Begin SOURCE MATERIAL
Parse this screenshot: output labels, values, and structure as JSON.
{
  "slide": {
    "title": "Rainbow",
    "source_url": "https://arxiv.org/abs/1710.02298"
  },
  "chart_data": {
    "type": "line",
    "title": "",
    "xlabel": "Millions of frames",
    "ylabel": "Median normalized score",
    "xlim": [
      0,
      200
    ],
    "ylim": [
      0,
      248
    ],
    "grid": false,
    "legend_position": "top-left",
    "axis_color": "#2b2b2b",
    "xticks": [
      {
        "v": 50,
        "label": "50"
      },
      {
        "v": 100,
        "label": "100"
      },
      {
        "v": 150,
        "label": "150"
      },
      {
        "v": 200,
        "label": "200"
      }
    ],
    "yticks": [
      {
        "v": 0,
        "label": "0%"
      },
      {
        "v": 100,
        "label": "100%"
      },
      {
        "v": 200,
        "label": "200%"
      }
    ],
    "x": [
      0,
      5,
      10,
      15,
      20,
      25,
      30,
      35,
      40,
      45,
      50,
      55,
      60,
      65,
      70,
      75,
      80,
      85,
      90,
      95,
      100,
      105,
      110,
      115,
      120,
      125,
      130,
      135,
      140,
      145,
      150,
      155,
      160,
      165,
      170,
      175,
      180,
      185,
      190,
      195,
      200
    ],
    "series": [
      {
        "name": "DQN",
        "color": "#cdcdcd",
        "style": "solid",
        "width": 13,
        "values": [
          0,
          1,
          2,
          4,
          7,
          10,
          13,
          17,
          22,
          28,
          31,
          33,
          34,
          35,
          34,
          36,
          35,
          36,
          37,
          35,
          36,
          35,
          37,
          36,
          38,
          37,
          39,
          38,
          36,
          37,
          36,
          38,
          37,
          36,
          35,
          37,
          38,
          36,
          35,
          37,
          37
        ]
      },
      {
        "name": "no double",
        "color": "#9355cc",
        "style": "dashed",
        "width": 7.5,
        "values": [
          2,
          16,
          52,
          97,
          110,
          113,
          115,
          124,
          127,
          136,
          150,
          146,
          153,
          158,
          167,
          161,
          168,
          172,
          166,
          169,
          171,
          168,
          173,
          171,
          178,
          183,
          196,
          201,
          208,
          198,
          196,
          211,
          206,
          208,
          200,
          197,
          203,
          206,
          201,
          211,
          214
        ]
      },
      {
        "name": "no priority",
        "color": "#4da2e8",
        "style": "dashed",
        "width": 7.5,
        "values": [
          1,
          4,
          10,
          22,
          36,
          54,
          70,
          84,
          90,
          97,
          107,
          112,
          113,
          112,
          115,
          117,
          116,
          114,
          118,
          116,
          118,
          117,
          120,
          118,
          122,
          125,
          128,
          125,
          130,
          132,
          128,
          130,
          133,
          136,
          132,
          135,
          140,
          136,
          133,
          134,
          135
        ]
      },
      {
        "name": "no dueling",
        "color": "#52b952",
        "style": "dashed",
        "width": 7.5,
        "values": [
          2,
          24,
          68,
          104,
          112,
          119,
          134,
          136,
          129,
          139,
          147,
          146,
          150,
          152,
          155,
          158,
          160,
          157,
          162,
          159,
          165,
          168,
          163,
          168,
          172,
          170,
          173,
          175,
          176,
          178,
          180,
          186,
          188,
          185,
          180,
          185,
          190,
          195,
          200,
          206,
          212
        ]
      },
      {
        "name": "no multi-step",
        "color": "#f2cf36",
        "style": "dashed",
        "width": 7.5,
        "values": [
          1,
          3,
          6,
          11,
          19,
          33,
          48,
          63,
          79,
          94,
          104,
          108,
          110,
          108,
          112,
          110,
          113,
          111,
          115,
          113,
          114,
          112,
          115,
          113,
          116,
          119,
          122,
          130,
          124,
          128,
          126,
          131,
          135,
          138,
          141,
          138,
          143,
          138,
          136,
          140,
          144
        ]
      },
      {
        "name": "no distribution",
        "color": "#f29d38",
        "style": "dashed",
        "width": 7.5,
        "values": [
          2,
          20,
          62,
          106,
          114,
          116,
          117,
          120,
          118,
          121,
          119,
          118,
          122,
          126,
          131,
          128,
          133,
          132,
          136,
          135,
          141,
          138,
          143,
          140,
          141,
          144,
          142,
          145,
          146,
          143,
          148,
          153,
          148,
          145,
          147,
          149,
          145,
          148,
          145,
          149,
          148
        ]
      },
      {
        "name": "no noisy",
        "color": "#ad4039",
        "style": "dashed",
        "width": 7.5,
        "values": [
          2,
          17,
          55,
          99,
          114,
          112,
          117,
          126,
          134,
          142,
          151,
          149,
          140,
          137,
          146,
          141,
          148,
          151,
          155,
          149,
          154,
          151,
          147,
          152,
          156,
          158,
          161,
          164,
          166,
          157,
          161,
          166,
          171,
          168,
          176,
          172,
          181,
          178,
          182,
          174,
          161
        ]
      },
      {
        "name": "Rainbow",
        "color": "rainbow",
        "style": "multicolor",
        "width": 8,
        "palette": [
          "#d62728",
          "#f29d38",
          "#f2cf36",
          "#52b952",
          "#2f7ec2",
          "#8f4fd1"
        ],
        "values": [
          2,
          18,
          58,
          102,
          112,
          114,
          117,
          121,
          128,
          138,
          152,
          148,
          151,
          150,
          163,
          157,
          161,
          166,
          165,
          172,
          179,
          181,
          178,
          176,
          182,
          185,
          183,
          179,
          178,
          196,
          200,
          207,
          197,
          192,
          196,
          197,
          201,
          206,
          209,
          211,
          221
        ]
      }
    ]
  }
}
End SOURCE MATERIAL
PROBLEM DETAILS
Copy the material above, line for line.

THE RESPONSE
Parse this screenshot: output labels, values, and structure as JSON.
{
  "slide": {
    "title": "Rainbow",
    "source_url": "https://arxiv.org/abs/1710.02298"
  },
  "chart_data": {
    "type": "line",
    "title": "",
    "xlabel": "Millions of frames",
    "ylabel": "Median normalized score",
    "xlim": [
      0,
      200
    ],
    "ylim": [
      0,
      248
    ],
    "grid": false,
    "legend_position": "top-left",
    "axis_color": "#2b2b2b",
    "xticks": [
      {
        "v": 50,
        "label": "50"
      },
      {
        "v": 100,
        "label": "100"
      },
      {
        "v": 150,
        "label": "150"
      },
      {
        "v": 200,
        "label": "200"
      }
    ],
    "yticks": [
      {
        "v": 0,
        "label": "0%"
      },
      {
        "v": 100,
        "label": "100%"
      },
      {
        "v": 200,
        "label": "200%"
      }
    ],
    "x": [
      0,
      5,
      10,
      15,
      20,
      25,
      30,
      35,
      40,
      45,
      50,
      55,
      60,
      65,
      70,
      75,
      80,
      85,
      90,
      95,
      100,
      105,
      110,
      115,
      120,
      125,
      130,
      135,
      140,
      145,
      150,
      155,
      160,
      165,
      170,
      175,
      180,
      185,
      190,
      195,
      200
    ],
    "series": [
      {
        "name": "DQN",
        "color": "#cdcdcd",
        "style": "solid",
        "width": 13,
        "values": [
          0,
          1,
          2,
          4,
          7,
          10,
          13,
          17,
          22,
          28,
          31,
          33,
          34,
          35,
          34,
          36,
          35,
          36,
          37,
          35,
          36,
          35,
          37,
          36,
          38,
          37,
          39,
          38,
          36,
          37,
          36,
          38,
          37,
          36,
          35,
          37,
          38,
          36,
          35,
          37,
          37
        ]
      },
      {
        "name": "no double",
        "color": "#9355cc",
        "style": "dashed",
        "width": 7.5,
        "values": [
          2,
          16,
          52,
          97,
          110,
          113,
          115,
          124,
          127,
          136,
          150,
          146,
          153,
          158,
          167,
          161,
          168,
          172,
          166,
          169,
          171,
          168,
          173,
          171,
          178,
          183,
          196,
          201,
          208,
          198,
          196,
          211,
          206,
          208,
          200,
          197,
          203,
          206,
          201,
          211,
          214
        ]
      },
      {
        "name": "no priority",
        "color": "#4da2e8",
        "style": "dashed",
        "width": 7.5,
        "values": [
          1,
          4,
          10,
          22,
          36,
          54,
          70,
          84,
          90,
          97,
          107,
          112,
          113,
          112,
          115,
          117,
          116,
          114,
          118,
          116,
          118,
          117,
          120,
          118,
          122,
          125,
          128,
          125,
          130,
          132,
          128,
          130,
          133,
          136,
          132,
          135,
          140,
          136,
          133,
          134,
          135
        ]
      },
      {
        "name": "no dueling",
        "color": "#52b952",
        "style": "dashed",
        "width": 7.5,
        "values": [
          2,
          24,
          68,
          104,
          112,
          119,
          134,
          136,
          129,
          139,
          147,
          146,
          150,
          152,
          155,
          158,
          160,
          157,
          162,
          159,
          165,
          168,
          163,
          168,
          172,
          170,
          173,
          175,
          176,
          178,
          180,
          186,
          188,
          185,
          180,
          185,
          190,
          195,
          200,
          206,
          212
        ]
      },
      {
        "name": "no multi-step",
        "color": "#f2cf36",
        "style": "dashed",
        "width": 7.5,
        "values": [
          1,
          3,
          6,
          11,
          19,
          33,
          48,
          63,
          79,
          94,
          104,
          108,
          110,
          108,
          112,
          110,
          113,
          111,
          115,
          113,
          114,
          112,
          115,
          113,
          116,
          119,
          122,
          130,
          124,
          128,
          126,
          131,
          135,
          138,
          141,
          138,
          143,
          138,
          136,
          140,
          144
        ]
      },
      {
        "name": "no distribution",
        "color": "#f29d38",
        "style": "dashed",
        "width": 7.5,
        "values": [
          2,
          20,
          62,
          106,
          114,
          116,
          117,
          120,
          118,
          121,
          119,
          118,
          122,
          126,
          131,
          128,
          133,
          132,
          136,
          135,
          141,
          138,
          143,
          140,
          141,
          144,
          142,
          145,
          146,
          143,
          148,
          153,
          148,
          145,
          147,
          149,
          145,
          148,
          145,
          149,
          148
        ]
      },
      {
        "name": "no noisy",
        "color": "#ad4039",
        "style": "dashed",
        "width": 7.5,
        "values": [
          2,
          17,
          55,
          99,
          114,
          112,
          117,
          126,
          134,
          142,
          151,
          149,
          140,
          137,
          146,
          141,
          148,
          151,
          155,
          149,
          154,
          151,
          147,
          152,
          156,
          158,
          161,
          164,
          166,
          157,
          161,
          166,
          171,
          168,
          176,
          172,
          181,
          178,
          182,
          174,
          161
        ]
      },
      {
        "name": "Rainbow",
        "color": "rainbow",
        "style": "multicolor",
        "width": 8,
        "palette": [
          "#d62728",
          "#f29d38",
          "#f2cf36",
          "#52b952",
          "#2f7ec2",
          "#8f4fd1"
        ],
        "values": [
          2,
          18,
          58,
          102,
          112,
          114,
          117,
          121,
          128,
          138,
          152,
          148,
          151,
          150,
          163,
          157,
          161,
          166,
          165,
          172,
          179,
          181,
          178,
          176,
          182,
          185,
          183,
          179,
          178,
          196,
          200,
          207,
          197,
          192,
          196,
          197,
          201,
          206,
          209,
          211,
          221
        ]
      }
    ]
  }
}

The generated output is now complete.